▶ Task to complete
Type out the material below exactly.

▶ Material provided
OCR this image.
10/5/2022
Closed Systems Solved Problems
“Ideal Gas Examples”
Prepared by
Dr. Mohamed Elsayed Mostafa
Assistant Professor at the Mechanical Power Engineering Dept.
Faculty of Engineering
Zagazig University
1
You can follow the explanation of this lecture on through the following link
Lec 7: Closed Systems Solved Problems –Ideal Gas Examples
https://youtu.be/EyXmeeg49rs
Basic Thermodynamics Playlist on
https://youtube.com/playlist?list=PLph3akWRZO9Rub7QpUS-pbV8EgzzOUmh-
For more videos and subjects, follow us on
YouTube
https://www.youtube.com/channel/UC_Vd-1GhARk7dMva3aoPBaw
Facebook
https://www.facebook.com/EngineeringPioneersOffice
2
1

▶ Result below
OCR this image.
10/5/2022
Closed Systems Solved Problems
“Ideal Gas Examples”
Prepared by
Dr. Mohamed Elsayed Mostafa
Assistant Professor at the Mechanical Power Engineering Dept.
Faculty of Engineering
Zagazig University
1
You can follow the explanation of this lecture on through the following link
Lec 7: Closed Systems Solved Problems –Ideal Gas Examples
https://youtu.be/EyXmeeg49rs
Basic Thermodynamics Playlist on
https://youtube.com/playlist?list=PLph3akWRZO9Rub7QpUS-pbV8EgzzOUmh-
For more videos and subjects, follow us on
YouTube
https://www.youtube.com/channel/UC_Vd-1GhARk7dMva3aoPBaw
Facebook
https://www.facebook.com/EngineeringPioneersOffice
2
1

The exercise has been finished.